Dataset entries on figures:
════════════════

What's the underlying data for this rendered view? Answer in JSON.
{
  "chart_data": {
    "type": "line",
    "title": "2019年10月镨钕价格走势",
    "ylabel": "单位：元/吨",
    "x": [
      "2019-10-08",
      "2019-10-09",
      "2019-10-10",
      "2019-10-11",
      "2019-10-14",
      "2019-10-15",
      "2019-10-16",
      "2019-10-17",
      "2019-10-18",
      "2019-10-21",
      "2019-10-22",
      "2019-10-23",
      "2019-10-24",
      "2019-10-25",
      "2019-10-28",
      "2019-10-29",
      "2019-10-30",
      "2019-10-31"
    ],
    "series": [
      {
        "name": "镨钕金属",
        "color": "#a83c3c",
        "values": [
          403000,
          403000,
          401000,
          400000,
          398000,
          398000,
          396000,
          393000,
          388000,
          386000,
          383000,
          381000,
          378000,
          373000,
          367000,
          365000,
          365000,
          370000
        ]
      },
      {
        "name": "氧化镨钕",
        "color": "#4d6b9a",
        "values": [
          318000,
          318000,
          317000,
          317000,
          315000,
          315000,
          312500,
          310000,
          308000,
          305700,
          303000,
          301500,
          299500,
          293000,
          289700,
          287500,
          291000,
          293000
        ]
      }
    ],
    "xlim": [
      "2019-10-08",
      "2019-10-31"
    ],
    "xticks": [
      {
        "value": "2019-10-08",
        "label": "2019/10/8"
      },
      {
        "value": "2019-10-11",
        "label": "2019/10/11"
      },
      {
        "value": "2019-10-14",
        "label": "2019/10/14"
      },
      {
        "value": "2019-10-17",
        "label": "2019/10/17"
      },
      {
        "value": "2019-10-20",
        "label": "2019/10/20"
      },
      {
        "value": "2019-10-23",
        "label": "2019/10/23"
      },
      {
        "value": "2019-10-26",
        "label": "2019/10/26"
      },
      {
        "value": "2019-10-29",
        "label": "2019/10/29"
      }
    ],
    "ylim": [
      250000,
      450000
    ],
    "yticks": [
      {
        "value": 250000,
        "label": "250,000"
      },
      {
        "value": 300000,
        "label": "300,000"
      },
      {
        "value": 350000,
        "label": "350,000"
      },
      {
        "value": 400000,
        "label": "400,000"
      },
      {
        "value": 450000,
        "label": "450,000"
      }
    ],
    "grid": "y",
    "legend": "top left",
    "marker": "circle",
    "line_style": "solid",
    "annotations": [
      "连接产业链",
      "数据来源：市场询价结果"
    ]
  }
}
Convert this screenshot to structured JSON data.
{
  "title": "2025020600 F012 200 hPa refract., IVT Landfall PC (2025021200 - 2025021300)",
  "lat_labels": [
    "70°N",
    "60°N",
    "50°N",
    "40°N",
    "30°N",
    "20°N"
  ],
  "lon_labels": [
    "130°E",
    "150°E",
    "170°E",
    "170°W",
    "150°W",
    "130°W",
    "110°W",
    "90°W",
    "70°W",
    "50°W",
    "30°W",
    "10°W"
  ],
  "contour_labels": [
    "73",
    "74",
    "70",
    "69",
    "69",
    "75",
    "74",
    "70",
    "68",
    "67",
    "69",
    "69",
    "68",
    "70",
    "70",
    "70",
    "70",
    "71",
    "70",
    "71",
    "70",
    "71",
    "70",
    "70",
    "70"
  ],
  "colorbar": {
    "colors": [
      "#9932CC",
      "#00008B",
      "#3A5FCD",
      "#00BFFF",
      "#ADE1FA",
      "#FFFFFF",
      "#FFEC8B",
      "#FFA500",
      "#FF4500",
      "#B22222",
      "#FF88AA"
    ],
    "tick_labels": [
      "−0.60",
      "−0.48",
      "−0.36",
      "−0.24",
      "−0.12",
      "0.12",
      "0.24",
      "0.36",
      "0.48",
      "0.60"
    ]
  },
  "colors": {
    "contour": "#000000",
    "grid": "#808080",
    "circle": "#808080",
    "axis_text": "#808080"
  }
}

════════════════

> _Problem requirements_
Extract each line of the material exactly as it stands.

> _Answer to the problem_
What's the underlying data for this rendered view? Answer in JSON.
{
  "chart_data": {
    "type": "line",
    "title": "2019年10月镨钕价格走势",
    "ylabel": "单位：元/吨",
    "x": [
      "2019-10-08",
      "2019-10-09",
      "2019-10-10",
      "2019-10-11",
      "2019-10-14",
      "2019-10-15",
      "2019-10-16",
      "2019-10-17",
      "2019-10-18",
      "2019-10-21",
      "2019-10-22",
      "2019-10-23",
      "2019-10-24",
      "2019-10-25",
      "2019-10-28",
      "2019-10-29",
      "2019-10-30",
      "2019-10-31"
    ],
    "series": [
      {
        "name": "镨钕金属",
        "color": "#a83c3c",
        "values": [
          403000,
          403000,
          401000,
          400000,
          398000,
          398000,
          396000,
          393000,
          388000,
          386000,
          383000,
          381000,
          378000,
          373000,
          367000,
          365000,
          365000,
          370000
        ]
      },
      {
        "name": "氧化镨钕",
        "color": "#4d6b9a",
        "values": [
          318000,
          318000,
          317000,
          317000,
          315000,
          315000,
          312500,
          310000,
          308000,
          305700,
          303000,
          301500,
          299500,
          293000,
          289700,
          287500,
          291000,
          293000
        ]
      }
    ],
    "xlim": [
      "2019-10-08",
      "2019-10-31"
    ],
    "xticks": [
      {
        "value": "2019-10-08",
        "label": "2019/10/8"
      },
      {
        "value": "2019-10-11",
        "label": "2019/10/11"
      },
      {
        "value": "2019-10-14",
        "label": "2019/10/14"
      },
      {
        "value": "2019-10-17",
        "label": "2019/10/17"
      },
      {
        "value": "2019-10-20",
        "label": "2019/10/20"
      },
      {
        "value": "2019-10-23",
        "label": "2019/10/23"
      },
      {
        "value": "2019-10-26",
        "label": "2019/10/26"
      },
      {
        "value": "2019-10-29",
        "label": "2019/10/29"
      }
    ],
    "ylim": [
      250000,
      450000
    ],
    "yticks": [
      {
        "value": 250000,
        "label": "250,000"
      },
      {
        "value": 300000,
        "label": "300,000"
      },
      {
        "value": 350000,
        "label": "350,000"
      },
      {
        "value": 400000,
        "label": "400,000"
      },
      {
        "value": 450000,
        "label": "450,000"
      }
    ],
    "grid": "y",
    "legend": "top left",
    "marker": "circle",
    "line_style": "solid",
    "annotations": [
      "连接产业链",
      "数据来源：市场询价结果"
    ]
  }
}
Convert this screenshot to structured JSON data.
{
  "title": "2025020600 F012 200 hPa refract., IVT Landfall PC (2025021200 - 2025021300)",
  "lat_labels": [
    "70°N",
    "60°N",
    "50°N",
    "40°N",
    "30°N",
    "20°N"
  ],
  "lon_labels": [
    "130°E",
    "150°E",
    "170°E",
    "170°W",
    "150°W",
    "130°W",
    "110°W",
    "90°W",
    "70°W",
    "50°W",
    "30°W",
    "10°W"
  ],
  "contour_labels": [
    "73",
    "74",
    "70",
    "69",
    "69",
    "75",
    "74",
    "70",
    "68",
    "67",
    "69",
    "69",
    "68",
    "70",
    "70",
    "70",
    "70",
    "71",
    "70",
    "71",
    "70",
    "71",
    "70",
    "70",
    "70"
  ],
  "colorbar": {
    "colors": [
      "#9932CC",
      "#00008B",
      "#3A5FCD",
      "#00BFFF",
      "#ADE1FA",
      "#FFFFFF",
      "#FFEC8B",
      "#FFA500",
      "#FF4500",
      "#B22222",
      "#FF88AA"
    ],
    "tick_labels": [
      "−0.60",
      "−0.48",
      "−0.36",
      "−0.24",
      "−0.12",
      "0.12",
      "0.24",
      "0.36",
      "0.48",
      "0.60"
    ]
  },
  "colors": {
    "contour": "#000000",
    "grid": "#808080",
    "circle": "#808080",
    "axis_text": "#808080"
  }
}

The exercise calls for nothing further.